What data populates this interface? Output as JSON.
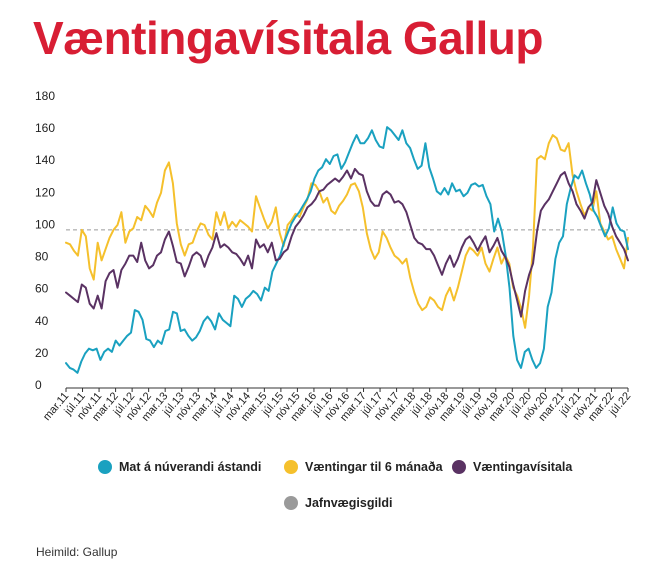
{
  "title": "Væntingavísitala Gallup",
  "source": "Heimild: Gallup",
  "colors": {
    "title": "#d81e34",
    "current": "#1aa1c0",
    "expectations": "#f5c02c",
    "index": "#5a3263",
    "equilibrium": "#9a9a9a"
  },
  "legend": {
    "current": "Mat á núverandi ástandi",
    "expectations": "Væntingar til 6 mánaða",
    "index": "Væntingavísitala",
    "equilibrium": "Jafnvægisgildi"
  },
  "chart_data": {
    "type": "line",
    "ylim": [
      0,
      180
    ],
    "yticks": [
      0,
      20,
      40,
      60,
      80,
      100,
      120,
      140,
      160,
      180
    ],
    "equilibrium": 96,
    "x_start": "2011-03",
    "x_end": "2022-07",
    "xtick_labels": [
      "mar.11",
      "júl.11",
      "nóv.11",
      "mar.12",
      "júl.12",
      "nóv.12",
      "mar.13",
      "júl.13",
      "nóv.13",
      "mar.14",
      "júl.14",
      "nóv.14",
      "mar.15",
      "júl.15",
      "nóv.15",
      "mar.16",
      "júl.16",
      "nóv.16",
      "mar.17",
      "júl.17",
      "nóv.17",
      "mar.18",
      "júl.18",
      "nóv.18",
      "mar.19",
      "júl.19",
      "nóv.19",
      "mar.20",
      "júl.20",
      "nóv.20",
      "mar.21",
      "júl.21",
      "nóv.21",
      "mar.22",
      "júl.22"
    ],
    "series": [
      {
        "name": "Mat á núverandi ástandi",
        "key": "current",
        "values": [
          13,
          10,
          9,
          7,
          14,
          19,
          22,
          21,
          22,
          15,
          20,
          22,
          20,
          27,
          24,
          27,
          30,
          32,
          46,
          45,
          40,
          28,
          27,
          23,
          27,
          25,
          33,
          34,
          45,
          44,
          33,
          34,
          30,
          27,
          29,
          33,
          39,
          42,
          39,
          34,
          44,
          40,
          38,
          36,
          55,
          53,
          48,
          53,
          55,
          58,
          56,
          52,
          60,
          58,
          70,
          75,
          80,
          88,
          94,
          100,
          104,
          107,
          111,
          115,
          120,
          128,
          133,
          135,
          140,
          137,
          142,
          143,
          134,
          138,
          144,
          150,
          155,
          150,
          150,
          153,
          158,
          152,
          148,
          147,
          160,
          158,
          155,
          152,
          158,
          150,
          147,
          140,
          134,
          136,
          150,
          135,
          128,
          120,
          118,
          122,
          118,
          125,
          120,
          121,
          117,
          119,
          124,
          125,
          123,
          124,
          117,
          112,
          95,
          103,
          95,
          80,
          60,
          30,
          15,
          10,
          20,
          22,
          15,
          10,
          13,
          22,
          48,
          57,
          78,
          88,
          92,
          112,
          122,
          130,
          128,
          133,
          125,
          118,
          108,
          104,
          98,
          92,
          97,
          110,
          100,
          96,
          95,
          84
        ]
      },
      {
        "name": "Væntingar til 6 mánaða",
        "key": "expectations",
        "values": [
          88,
          87,
          83,
          80,
          96,
          92,
          72,
          65,
          88,
          77,
          84,
          91,
          96,
          99,
          107,
          88,
          95,
          97,
          104,
          102,
          111,
          108,
          104,
          113,
          119,
          133,
          138,
          125,
          100,
          87,
          80,
          87,
          88,
          95,
          100,
          99,
          93,
          90,
          107,
          99,
          107,
          97,
          101,
          98,
          102,
          100,
          98,
          95,
          117,
          110,
          103,
          97,
          101,
          110,
          94,
          86,
          99,
          102,
          106,
          104,
          110,
          115,
          125,
          124,
          120,
          113,
          116,
          108,
          106,
          111,
          114,
          118,
          124,
          125,
          120,
          110,
          94,
          84,
          78,
          82,
          95,
          91,
          85,
          80,
          78,
          75,
          78,
          66,
          57,
          50,
          46,
          48,
          54,
          52,
          48,
          46,
          55,
          60,
          52,
          60,
          70,
          80,
          85,
          83,
          80,
          85,
          75,
          70,
          78,
          85,
          75,
          80,
          75,
          60,
          55,
          47,
          35,
          55,
          85,
          140,
          142,
          140,
          150,
          155,
          153,
          146,
          145,
          150,
          130,
          120,
          112,
          105,
          110,
          108,
          120,
          100,
          95,
          90,
          92,
          84,
          78,
          72,
          91
        ]
      },
      {
        "name": "Væntingavísitala",
        "key": "index",
        "values": [
          57,
          55,
          53,
          51,
          62,
          60,
          50,
          47,
          55,
          47,
          64,
          69,
          71,
          60,
          71,
          75,
          80,
          80,
          76,
          88,
          77,
          72,
          74,
          80,
          82,
          90,
          95,
          86,
          76,
          75,
          67,
          73,
          80,
          82,
          80,
          73,
          80,
          85,
          94,
          85,
          87,
          85,
          82,
          81,
          78,
          74,
          80,
          72,
          90,
          85,
          87,
          82,
          88,
          77,
          78,
          82,
          84,
          92,
          98,
          101,
          105,
          110,
          112,
          115,
          120,
          121,
          124,
          126,
          128,
          126,
          129,
          133,
          128,
          134,
          131,
          130,
          120,
          114,
          111,
          111,
          118,
          120,
          118,
          113,
          114,
          112,
          107,
          99,
          91,
          88,
          87,
          84,
          84,
          80,
          74,
          68,
          75,
          80,
          73,
          78,
          85,
          90,
          92,
          88,
          83,
          88,
          92,
          82,
          86,
          91,
          83,
          79,
          73,
          62,
          52,
          42,
          58,
          68,
          75,
          95,
          108,
          112,
          115,
          120,
          125,
          130,
          132,
          125,
          120,
          112,
          108,
          103,
          110,
          113,
          127,
          119,
          111,
          106,
          98,
          92,
          88,
          84,
          77
        ]
      }
    ]
  }
}
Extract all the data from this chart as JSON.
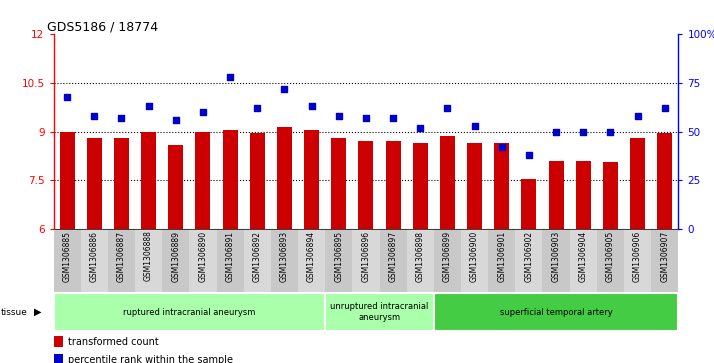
{
  "title": "GDS5186 / 18774",
  "samples": [
    "GSM1306885",
    "GSM1306886",
    "GSM1306887",
    "GSM1306888",
    "GSM1306889",
    "GSM1306890",
    "GSM1306891",
    "GSM1306892",
    "GSM1306893",
    "GSM1306894",
    "GSM1306895",
    "GSM1306896",
    "GSM1306897",
    "GSM1306898",
    "GSM1306899",
    "GSM1306900",
    "GSM1306901",
    "GSM1306902",
    "GSM1306903",
    "GSM1306904",
    "GSM1306905",
    "GSM1306906",
    "GSM1306907"
  ],
  "bar_values": [
    9.0,
    8.8,
    8.8,
    9.0,
    8.6,
    9.0,
    9.05,
    8.95,
    9.15,
    9.05,
    8.8,
    8.7,
    8.7,
    8.65,
    8.85,
    8.65,
    8.65,
    7.55,
    8.1,
    8.1,
    8.05,
    8.8,
    8.95
  ],
  "dot_values": [
    68,
    58,
    57,
    63,
    56,
    60,
    78,
    62,
    72,
    63,
    58,
    57,
    57,
    52,
    62,
    53,
    42,
    38,
    50,
    50,
    50,
    58,
    62
  ],
  "ylim_left": [
    6,
    12
  ],
  "ylim_right": [
    0,
    100
  ],
  "yticks_left": [
    6,
    7.5,
    9,
    10.5,
    12
  ],
  "yticks_right": [
    0,
    25,
    50,
    75,
    100
  ],
  "ytick_labels_left": [
    "6",
    "7.5",
    "9",
    "10.5",
    "12"
  ],
  "ytick_labels_right": [
    "0",
    "25",
    "50",
    "75",
    "100%"
  ],
  "groups": [
    {
      "label": "ruptured intracranial aneurysm",
      "start": 0,
      "end": 10,
      "color": "#AEEAAE"
    },
    {
      "label": "unruptured intracranial\naneurysm",
      "start": 10,
      "end": 14,
      "color": "#AEEAAE"
    },
    {
      "label": "superficial temporal artery",
      "start": 14,
      "end": 23,
      "color": "#3CB371"
    }
  ],
  "bar_color": "#CC0000",
  "dot_color": "#0000CC",
  "legend_bar_label": "transformed count",
  "legend_dot_label": "percentile rank within the sample",
  "bar_width": 0.55,
  "cell_colors_even": "#CCCCCC",
  "cell_colors_odd": "#DDDDDD",
  "group1_color": "#AAFFAA",
  "group2_color": "#55CC55"
}
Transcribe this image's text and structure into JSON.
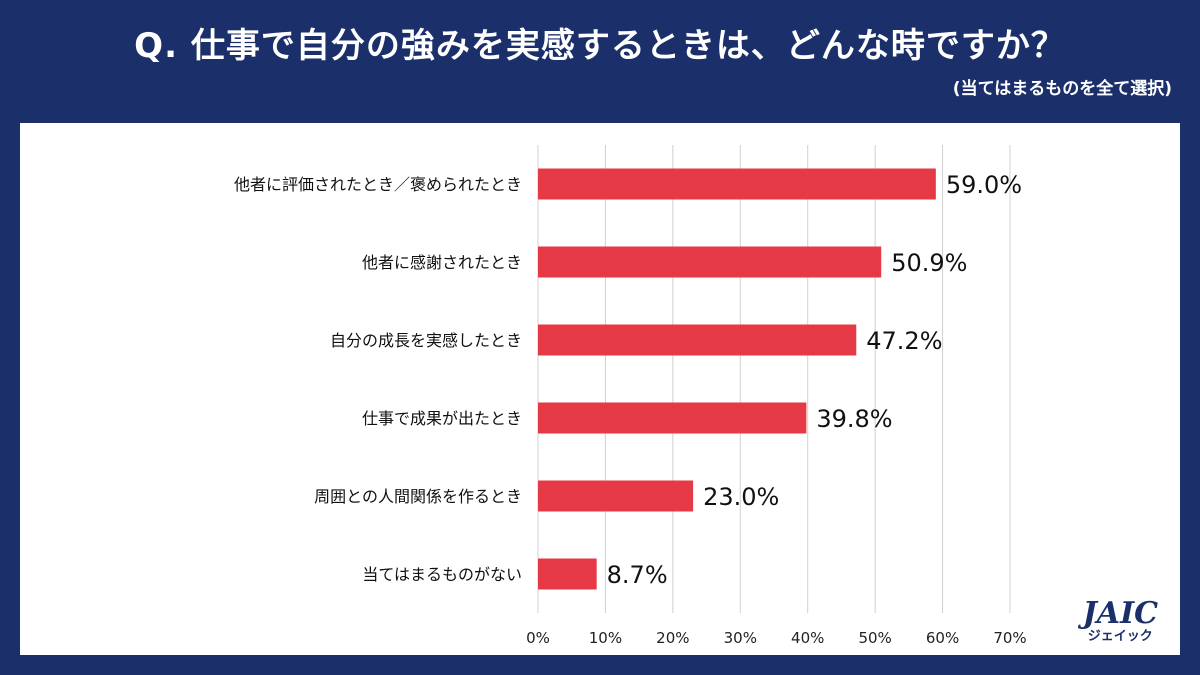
{
  "header": {
    "title": "Q. 仕事で自分の強みを実感するときは、どんな時ですか？",
    "subtitle": "(当てはまるものを全て選択)"
  },
  "logo": {
    "main": "JAIC",
    "sub": "ジェイック"
  },
  "colors": {
    "background": "#1b2f6b",
    "bar": "#e63946",
    "panel": "#ffffff",
    "grid": "#d0d0d0"
  },
  "chart_data": {
    "type": "bar",
    "orientation": "horizontal",
    "categories": [
      "他者に評価されたとき／褒められたとき",
      "他者に感謝されたとき",
      "自分の成長を実感したとき",
      "仕事で成果が出たとき",
      "周囲との人間関係を作るとき",
      "当てはまるものがない"
    ],
    "values": [
      59.0,
      50.9,
      47.2,
      39.8,
      23.0,
      8.7
    ],
    "value_labels": [
      "59.0%",
      "50.9%",
      "47.2%",
      "39.8%",
      "23.0%",
      "8.7%"
    ],
    "xlim": [
      0,
      70
    ],
    "ticks": [
      0,
      10,
      20,
      30,
      40,
      50,
      60,
      70
    ],
    "tick_labels": [
      "0%",
      "10%",
      "20%",
      "30%",
      "40%",
      "50%",
      "60%",
      "70%"
    ],
    "grid": true
  }
}
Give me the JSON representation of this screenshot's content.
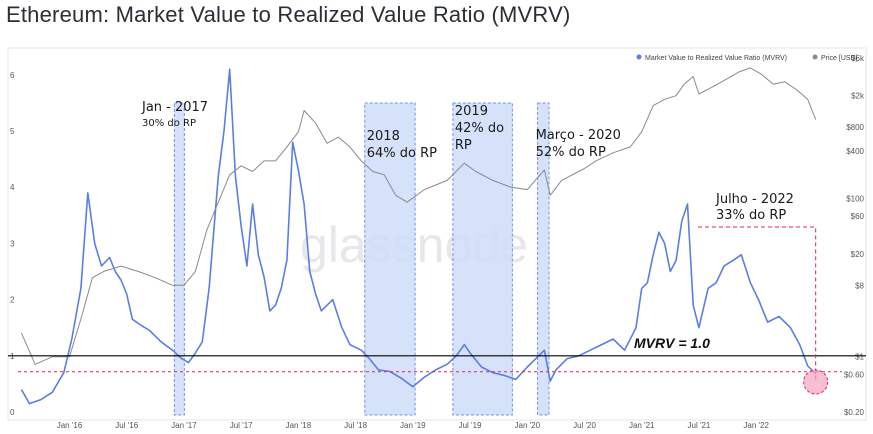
{
  "title": "Ethereum: Market Value to Realized Value Ratio (MVRV)",
  "watermark": "glassnode",
  "colors": {
    "mvrv": "#5b7fe0",
    "price": "#8a8a8a",
    "highlight_fill": "#cfdcf9",
    "highlight_border": "#6f95ea",
    "dashed_red": "#e0245e",
    "baseline": "#000000"
  },
  "chart_data": {
    "type": "line",
    "legend": {
      "placement": "top-right",
      "items": [
        {
          "label": "Market Value to Realized Value Ratio (MVRV)",
          "color": "#5b7fe0"
        },
        {
          "label": "Price [USD]",
          "color": "#8a8a8a"
        }
      ]
    },
    "x_ticks": [
      "Jan '16",
      "Jul '16",
      "Jan '17",
      "Jul '17",
      "Jan '18",
      "Jul '18",
      "Jan '19",
      "Jul '19",
      "Jan '20",
      "Jul '20",
      "Jan '21",
      "Jul '21",
      "Jan '22"
    ],
    "x_range": [
      2015.55,
      2022.75
    ],
    "y_left": {
      "ticks": [
        "0",
        "1",
        "2",
        "3",
        "4",
        "5",
        "6"
      ],
      "range": [
        0,
        6.3
      ]
    },
    "y_right": {
      "scale": "log",
      "ticks": [
        "$6k",
        "$2k",
        "$800",
        "$400",
        "$100",
        "$60",
        "$20",
        "$8",
        "$1",
        "$0.60",
        "$0.20"
      ],
      "range": [
        0.2,
        6000
      ]
    },
    "series": [
      {
        "name": "Market Value to Realized Value Ratio (MVRV)",
        "axis": "left",
        "x": [
          2015.58,
          2015.65,
          2015.75,
          2015.85,
          2015.95,
          2016.02,
          2016.1,
          2016.16,
          2016.22,
          2016.28,
          2016.35,
          2016.4,
          2016.45,
          2016.5,
          2016.55,
          2016.62,
          2016.7,
          2016.8,
          2016.9,
          2016.98,
          2017.04,
          2017.1,
          2017.16,
          2017.22,
          2017.26,
          2017.3,
          2017.35,
          2017.4,
          2017.45,
          2017.5,
          2017.55,
          2017.6,
          2017.65,
          2017.7,
          2017.75,
          2017.8,
          2017.85,
          2017.9,
          2017.95,
          2018.0,
          2018.05,
          2018.1,
          2018.15,
          2018.2,
          2018.3,
          2018.38,
          2018.45,
          2018.55,
          2018.62,
          2018.7,
          2018.8,
          2018.9,
          2019.0,
          2019.1,
          2019.2,
          2019.3,
          2019.38,
          2019.45,
          2019.5,
          2019.6,
          2019.7,
          2019.8,
          2019.9,
          2020.0,
          2020.1,
          2020.15,
          2020.2,
          2020.25,
          2020.35,
          2020.45,
          2020.55,
          2020.65,
          2020.75,
          2020.85,
          2020.95,
          2021.0,
          2021.05,
          2021.1,
          2021.15,
          2021.2,
          2021.25,
          2021.3,
          2021.35,
          2021.4,
          2021.45,
          2021.5,
          2021.58,
          2021.65,
          2021.72,
          2021.8,
          2021.87,
          2021.95,
          2022.02,
          2022.1,
          2022.2,
          2022.3,
          2022.38,
          2022.45,
          2022.52
        ],
        "y": [
          0.4,
          0.15,
          0.22,
          0.35,
          0.7,
          1.3,
          2.2,
          3.9,
          3.0,
          2.6,
          2.75,
          2.5,
          2.35,
          2.1,
          1.65,
          1.55,
          1.45,
          1.25,
          1.1,
          0.95,
          0.88,
          1.05,
          1.25,
          2.2,
          3.2,
          4.2,
          5.0,
          6.1,
          4.2,
          3.3,
          2.6,
          3.7,
          2.8,
          2.4,
          1.8,
          1.9,
          2.2,
          2.7,
          4.8,
          4.3,
          3.7,
          2.5,
          2.1,
          1.8,
          2.0,
          1.5,
          1.2,
          1.1,
          0.95,
          0.75,
          0.72,
          0.6,
          0.45,
          0.62,
          0.75,
          0.85,
          1.0,
          1.2,
          1.05,
          0.8,
          0.7,
          0.65,
          0.58,
          0.8,
          1.0,
          1.1,
          0.55,
          0.75,
          0.95,
          1.0,
          1.1,
          1.2,
          1.3,
          1.1,
          1.5,
          2.2,
          2.3,
          2.8,
          3.2,
          3.0,
          2.5,
          2.7,
          3.4,
          3.7,
          1.9,
          1.5,
          2.2,
          2.3,
          2.6,
          2.7,
          2.8,
          2.3,
          2.0,
          1.6,
          1.7,
          1.5,
          1.2,
          0.82,
          0.68
        ]
      },
      {
        "name": "Price [USD]",
        "axis": "right",
        "x": [
          2015.58,
          2015.7,
          2015.85,
          2016.0,
          2016.1,
          2016.2,
          2016.3,
          2016.45,
          2016.6,
          2016.75,
          2016.9,
          2017.0,
          2017.1,
          2017.2,
          2017.3,
          2017.4,
          2017.5,
          2017.6,
          2017.7,
          2017.8,
          2017.9,
          2018.0,
          2018.05,
          2018.15,
          2018.25,
          2018.35,
          2018.45,
          2018.55,
          2018.65,
          2018.75,
          2018.85,
          2018.95,
          2019.1,
          2019.3,
          2019.45,
          2019.55,
          2019.7,
          2019.85,
          2020.0,
          2020.15,
          2020.2,
          2020.3,
          2020.5,
          2020.6,
          2020.75,
          2020.9,
          2021.0,
          2021.1,
          2021.2,
          2021.3,
          2021.37,
          2021.45,
          2021.5,
          2021.6,
          2021.7,
          2021.85,
          2021.95,
          2022.05,
          2022.15,
          2022.25,
          2022.35,
          2022.45,
          2022.52
        ],
        "y": [
          2,
          0.8,
          1.0,
          1.0,
          3,
          10,
          12,
          14,
          12,
          10,
          8,
          8,
          12,
          40,
          90,
          200,
          260,
          220,
          300,
          300,
          450,
          700,
          1300,
          900,
          500,
          600,
          450,
          300,
          220,
          200,
          110,
          90,
          130,
          170,
          280,
          220,
          170,
          140,
          130,
          230,
          110,
          170,
          240,
          300,
          380,
          450,
          700,
          1500,
          1800,
          2000,
          2800,
          3500,
          2100,
          2500,
          3000,
          4000,
          4500,
          3700,
          2800,
          3000,
          2400,
          1800,
          1000
        ]
      }
    ],
    "reference_lines": [
      {
        "label": "MVRV = 1.0",
        "value": 1.0
      }
    ],
    "highlight_ranges": [
      {
        "x": [
          2016.94,
          2016.98
        ],
        "line1": "Jan - 2017",
        "line2": "30% do RP"
      },
      {
        "x": [
          2018.58,
          2019.02
        ],
        "line1": "2018",
        "line2": "64% do RP"
      },
      {
        "x": [
          2019.35,
          2019.87
        ],
        "line1": "2019",
        "line2": "42% do",
        "line3": "RP"
      },
      {
        "x": [
          2020.09,
          2020.19
        ],
        "line1": "Março - 2020",
        "line2": "52% do RP"
      }
    ],
    "callouts": [
      {
        "x": 2022.52,
        "line1": "Julho - 2022",
        "line2": "33% do RP"
      }
    ]
  }
}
----
TASK DIRECTIONS =>
In the records above, locate the lines holding the word "expectations". Copy each of them.

TASK RESULT =>
    "expectations": "#f5c02c",
    "expectations": "Væntingar til 6 mánaða",
        "key": "expectations",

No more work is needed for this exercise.